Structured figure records
__________

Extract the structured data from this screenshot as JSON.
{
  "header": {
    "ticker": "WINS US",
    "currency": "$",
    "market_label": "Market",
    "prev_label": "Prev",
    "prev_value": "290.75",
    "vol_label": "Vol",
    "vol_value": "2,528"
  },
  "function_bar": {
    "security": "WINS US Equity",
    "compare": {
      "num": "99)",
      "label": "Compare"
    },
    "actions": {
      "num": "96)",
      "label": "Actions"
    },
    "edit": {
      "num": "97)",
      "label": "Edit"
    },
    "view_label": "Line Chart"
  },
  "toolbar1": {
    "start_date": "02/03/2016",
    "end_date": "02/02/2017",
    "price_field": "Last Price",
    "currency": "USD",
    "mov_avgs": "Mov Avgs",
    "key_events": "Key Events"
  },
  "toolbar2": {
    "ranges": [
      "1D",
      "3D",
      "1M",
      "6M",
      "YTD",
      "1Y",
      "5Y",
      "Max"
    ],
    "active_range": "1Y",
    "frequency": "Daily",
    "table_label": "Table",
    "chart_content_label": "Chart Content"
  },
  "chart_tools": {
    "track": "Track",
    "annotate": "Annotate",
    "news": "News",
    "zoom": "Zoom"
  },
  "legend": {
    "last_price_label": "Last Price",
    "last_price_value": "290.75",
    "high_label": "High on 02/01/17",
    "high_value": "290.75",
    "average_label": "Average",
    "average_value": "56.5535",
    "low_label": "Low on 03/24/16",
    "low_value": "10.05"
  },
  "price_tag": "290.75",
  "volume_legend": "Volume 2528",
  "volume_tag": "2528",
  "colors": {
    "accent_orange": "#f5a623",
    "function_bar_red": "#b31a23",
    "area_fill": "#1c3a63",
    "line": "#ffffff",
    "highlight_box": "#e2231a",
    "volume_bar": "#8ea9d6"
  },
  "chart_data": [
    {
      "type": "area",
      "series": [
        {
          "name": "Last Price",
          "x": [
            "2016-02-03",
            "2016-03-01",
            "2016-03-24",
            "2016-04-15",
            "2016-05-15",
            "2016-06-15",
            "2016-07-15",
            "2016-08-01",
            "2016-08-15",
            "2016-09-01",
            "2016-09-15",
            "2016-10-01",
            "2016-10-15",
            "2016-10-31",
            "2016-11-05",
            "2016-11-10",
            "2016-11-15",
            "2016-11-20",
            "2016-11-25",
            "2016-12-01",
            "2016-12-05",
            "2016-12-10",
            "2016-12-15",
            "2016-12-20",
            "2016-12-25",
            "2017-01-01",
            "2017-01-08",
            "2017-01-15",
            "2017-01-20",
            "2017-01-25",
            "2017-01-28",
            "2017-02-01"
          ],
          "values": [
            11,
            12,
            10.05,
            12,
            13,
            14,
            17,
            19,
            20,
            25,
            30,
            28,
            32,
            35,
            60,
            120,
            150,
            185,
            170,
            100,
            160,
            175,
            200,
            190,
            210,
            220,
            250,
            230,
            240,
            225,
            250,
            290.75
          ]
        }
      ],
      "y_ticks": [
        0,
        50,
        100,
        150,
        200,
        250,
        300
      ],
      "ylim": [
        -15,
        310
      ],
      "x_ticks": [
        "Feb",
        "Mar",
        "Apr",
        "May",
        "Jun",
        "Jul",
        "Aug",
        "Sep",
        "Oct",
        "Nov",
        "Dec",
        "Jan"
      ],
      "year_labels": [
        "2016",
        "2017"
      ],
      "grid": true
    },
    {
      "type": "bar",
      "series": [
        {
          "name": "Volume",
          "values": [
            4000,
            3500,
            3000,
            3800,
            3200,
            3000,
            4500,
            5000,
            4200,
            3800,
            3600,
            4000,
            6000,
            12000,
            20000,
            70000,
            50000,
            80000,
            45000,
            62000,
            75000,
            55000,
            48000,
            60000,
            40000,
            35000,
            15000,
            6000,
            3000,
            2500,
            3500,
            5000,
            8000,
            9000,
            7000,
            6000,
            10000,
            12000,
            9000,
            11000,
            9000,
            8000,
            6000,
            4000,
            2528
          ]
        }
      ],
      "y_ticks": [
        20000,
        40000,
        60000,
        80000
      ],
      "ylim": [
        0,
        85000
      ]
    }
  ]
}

__________

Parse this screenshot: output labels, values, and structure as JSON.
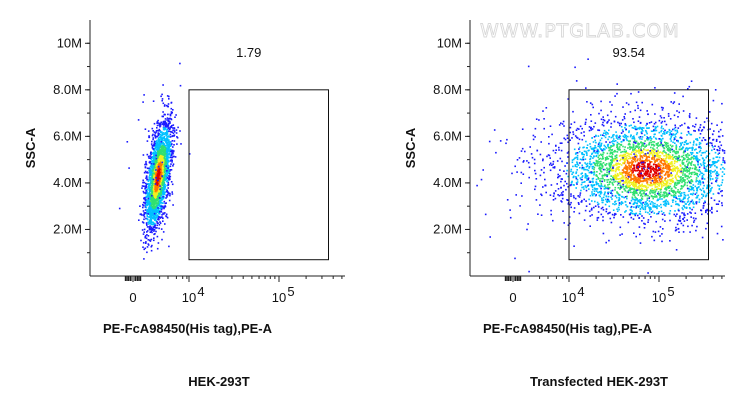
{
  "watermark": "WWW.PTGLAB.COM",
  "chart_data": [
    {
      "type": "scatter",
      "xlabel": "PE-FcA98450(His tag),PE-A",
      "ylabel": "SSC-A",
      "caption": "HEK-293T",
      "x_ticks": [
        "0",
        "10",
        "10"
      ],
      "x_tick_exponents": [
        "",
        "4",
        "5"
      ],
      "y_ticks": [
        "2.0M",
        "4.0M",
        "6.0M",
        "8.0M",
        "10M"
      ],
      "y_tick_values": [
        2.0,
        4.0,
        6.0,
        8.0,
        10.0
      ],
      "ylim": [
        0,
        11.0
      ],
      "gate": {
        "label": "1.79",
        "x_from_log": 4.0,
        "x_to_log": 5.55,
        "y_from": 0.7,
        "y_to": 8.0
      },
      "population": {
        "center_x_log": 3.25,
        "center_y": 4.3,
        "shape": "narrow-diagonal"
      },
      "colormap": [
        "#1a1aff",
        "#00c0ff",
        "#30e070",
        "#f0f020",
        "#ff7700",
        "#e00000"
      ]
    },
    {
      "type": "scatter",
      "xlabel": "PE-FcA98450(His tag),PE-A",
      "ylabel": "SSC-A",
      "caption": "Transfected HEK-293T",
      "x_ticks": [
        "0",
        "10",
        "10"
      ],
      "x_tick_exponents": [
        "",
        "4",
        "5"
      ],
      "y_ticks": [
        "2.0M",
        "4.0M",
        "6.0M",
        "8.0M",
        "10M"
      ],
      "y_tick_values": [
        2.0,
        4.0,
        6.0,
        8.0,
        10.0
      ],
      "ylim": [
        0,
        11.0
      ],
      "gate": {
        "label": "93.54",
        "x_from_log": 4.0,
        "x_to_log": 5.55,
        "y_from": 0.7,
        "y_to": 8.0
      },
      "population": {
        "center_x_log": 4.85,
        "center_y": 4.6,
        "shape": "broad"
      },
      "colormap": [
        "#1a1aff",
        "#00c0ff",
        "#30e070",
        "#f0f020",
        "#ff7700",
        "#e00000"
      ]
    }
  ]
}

__________

### Problem description
Gather each line from the listing above that holds "caption".

### Completed exercise
      "caption": "HEK-293T",
      "caption": "Transfected HEK-293T",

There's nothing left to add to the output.